▶ The exercise
Identify the lines that contain the string "которой", then copy each of them.

▶ Provided records
◆ ◆ ◆ ◆ ◆ ◆ ◆

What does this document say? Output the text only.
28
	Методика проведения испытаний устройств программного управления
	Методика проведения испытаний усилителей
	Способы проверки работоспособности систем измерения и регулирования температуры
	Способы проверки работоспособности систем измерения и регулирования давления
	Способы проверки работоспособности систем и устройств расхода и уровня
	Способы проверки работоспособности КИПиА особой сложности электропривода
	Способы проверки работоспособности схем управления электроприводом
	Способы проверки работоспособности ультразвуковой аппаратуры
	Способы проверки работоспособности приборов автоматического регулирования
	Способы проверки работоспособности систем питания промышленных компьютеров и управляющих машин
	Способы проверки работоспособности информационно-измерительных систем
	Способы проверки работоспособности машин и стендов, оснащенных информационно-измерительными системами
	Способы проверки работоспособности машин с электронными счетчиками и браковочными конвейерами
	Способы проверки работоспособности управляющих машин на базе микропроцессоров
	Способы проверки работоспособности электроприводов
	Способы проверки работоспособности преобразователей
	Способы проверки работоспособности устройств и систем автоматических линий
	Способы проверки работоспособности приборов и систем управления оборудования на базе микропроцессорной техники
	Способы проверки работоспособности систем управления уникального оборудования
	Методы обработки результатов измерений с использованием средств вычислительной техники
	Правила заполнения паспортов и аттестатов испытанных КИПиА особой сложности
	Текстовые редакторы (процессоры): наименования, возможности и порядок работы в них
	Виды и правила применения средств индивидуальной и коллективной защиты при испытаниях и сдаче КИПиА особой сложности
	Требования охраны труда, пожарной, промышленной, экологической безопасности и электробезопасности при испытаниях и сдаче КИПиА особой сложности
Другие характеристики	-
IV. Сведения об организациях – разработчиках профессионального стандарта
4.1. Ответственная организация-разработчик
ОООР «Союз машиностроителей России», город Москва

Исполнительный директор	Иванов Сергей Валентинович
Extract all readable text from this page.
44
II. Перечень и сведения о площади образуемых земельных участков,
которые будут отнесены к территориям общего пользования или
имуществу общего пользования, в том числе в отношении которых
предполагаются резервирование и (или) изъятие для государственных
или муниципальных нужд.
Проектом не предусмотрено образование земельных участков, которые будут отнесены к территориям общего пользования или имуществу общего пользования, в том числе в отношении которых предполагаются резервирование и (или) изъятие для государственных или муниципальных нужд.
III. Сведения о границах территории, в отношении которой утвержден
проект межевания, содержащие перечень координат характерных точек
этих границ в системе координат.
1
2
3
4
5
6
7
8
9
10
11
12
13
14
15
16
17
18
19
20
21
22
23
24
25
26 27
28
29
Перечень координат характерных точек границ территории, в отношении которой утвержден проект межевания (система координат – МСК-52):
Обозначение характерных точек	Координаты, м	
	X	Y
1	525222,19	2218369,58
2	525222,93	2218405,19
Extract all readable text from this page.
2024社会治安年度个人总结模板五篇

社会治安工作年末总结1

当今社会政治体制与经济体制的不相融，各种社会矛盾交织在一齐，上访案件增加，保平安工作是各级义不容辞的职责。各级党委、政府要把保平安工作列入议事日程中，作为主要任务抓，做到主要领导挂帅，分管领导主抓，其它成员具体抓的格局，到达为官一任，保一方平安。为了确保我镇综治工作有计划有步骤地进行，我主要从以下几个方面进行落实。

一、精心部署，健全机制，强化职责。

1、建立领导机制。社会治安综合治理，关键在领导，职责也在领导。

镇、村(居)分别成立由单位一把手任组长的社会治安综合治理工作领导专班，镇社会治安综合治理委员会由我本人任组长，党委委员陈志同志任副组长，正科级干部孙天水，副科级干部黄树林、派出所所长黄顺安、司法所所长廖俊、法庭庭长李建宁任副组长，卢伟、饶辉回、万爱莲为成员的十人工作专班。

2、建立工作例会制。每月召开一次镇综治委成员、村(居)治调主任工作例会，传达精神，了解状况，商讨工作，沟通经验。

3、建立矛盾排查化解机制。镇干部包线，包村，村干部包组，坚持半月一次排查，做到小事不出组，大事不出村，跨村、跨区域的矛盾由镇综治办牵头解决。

◆ ◆ ◆ ◆ ◆ ◆ ◆

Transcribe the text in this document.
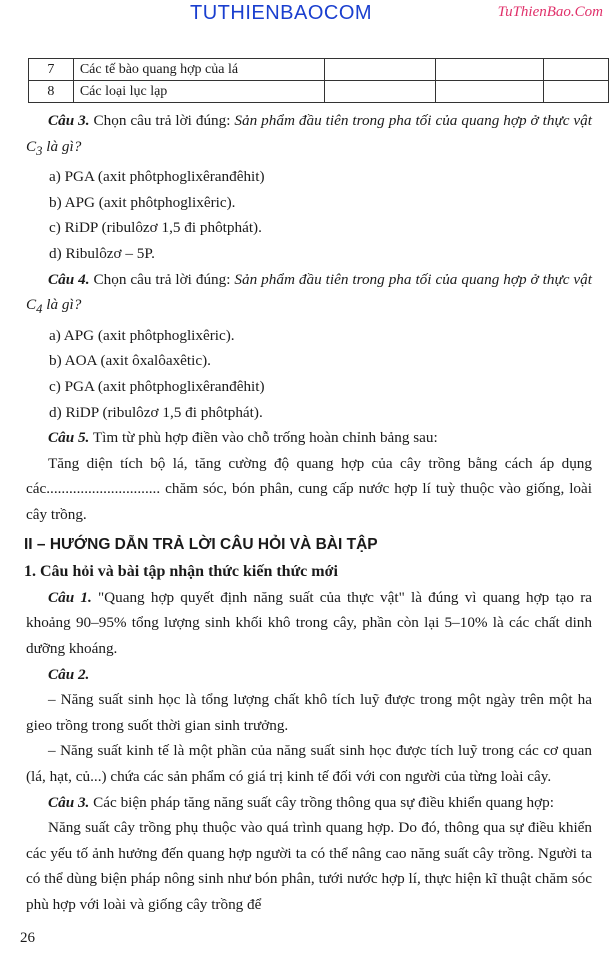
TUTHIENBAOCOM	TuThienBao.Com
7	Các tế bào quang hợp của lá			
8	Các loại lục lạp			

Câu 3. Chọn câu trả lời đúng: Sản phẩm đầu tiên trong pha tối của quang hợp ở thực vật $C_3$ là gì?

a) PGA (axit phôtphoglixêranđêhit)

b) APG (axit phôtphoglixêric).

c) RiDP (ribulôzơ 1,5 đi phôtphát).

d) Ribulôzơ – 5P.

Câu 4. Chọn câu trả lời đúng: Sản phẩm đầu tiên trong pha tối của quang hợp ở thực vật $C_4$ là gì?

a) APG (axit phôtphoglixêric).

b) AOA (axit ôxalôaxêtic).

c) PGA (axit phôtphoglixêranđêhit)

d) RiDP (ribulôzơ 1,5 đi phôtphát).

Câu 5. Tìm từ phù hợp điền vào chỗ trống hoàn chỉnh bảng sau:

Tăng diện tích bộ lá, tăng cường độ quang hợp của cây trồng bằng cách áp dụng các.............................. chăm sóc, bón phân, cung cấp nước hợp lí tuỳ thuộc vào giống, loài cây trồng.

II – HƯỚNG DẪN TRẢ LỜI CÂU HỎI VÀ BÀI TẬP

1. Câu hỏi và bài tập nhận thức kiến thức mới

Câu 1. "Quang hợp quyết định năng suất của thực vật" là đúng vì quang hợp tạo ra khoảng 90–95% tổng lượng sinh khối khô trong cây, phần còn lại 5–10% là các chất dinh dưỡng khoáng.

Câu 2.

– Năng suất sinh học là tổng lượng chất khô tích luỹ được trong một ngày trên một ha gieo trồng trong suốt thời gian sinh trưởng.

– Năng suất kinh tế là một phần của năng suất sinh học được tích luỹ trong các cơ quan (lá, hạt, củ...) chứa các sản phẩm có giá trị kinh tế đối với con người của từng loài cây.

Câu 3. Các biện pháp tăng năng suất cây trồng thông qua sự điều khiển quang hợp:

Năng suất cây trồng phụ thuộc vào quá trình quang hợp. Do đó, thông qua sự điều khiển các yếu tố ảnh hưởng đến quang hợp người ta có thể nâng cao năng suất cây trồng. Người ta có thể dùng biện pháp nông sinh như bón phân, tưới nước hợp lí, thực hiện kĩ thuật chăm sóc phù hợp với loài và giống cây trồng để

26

◆ ◆ ◆ ◆ ◆ ◆ ◆

▶ Task response
III. Сведения о границах территории, в отношении которой утвержден
Перечень координат характерных точек границ территории, в отношении которой утвержден проект межевания (система координат – МСК-52):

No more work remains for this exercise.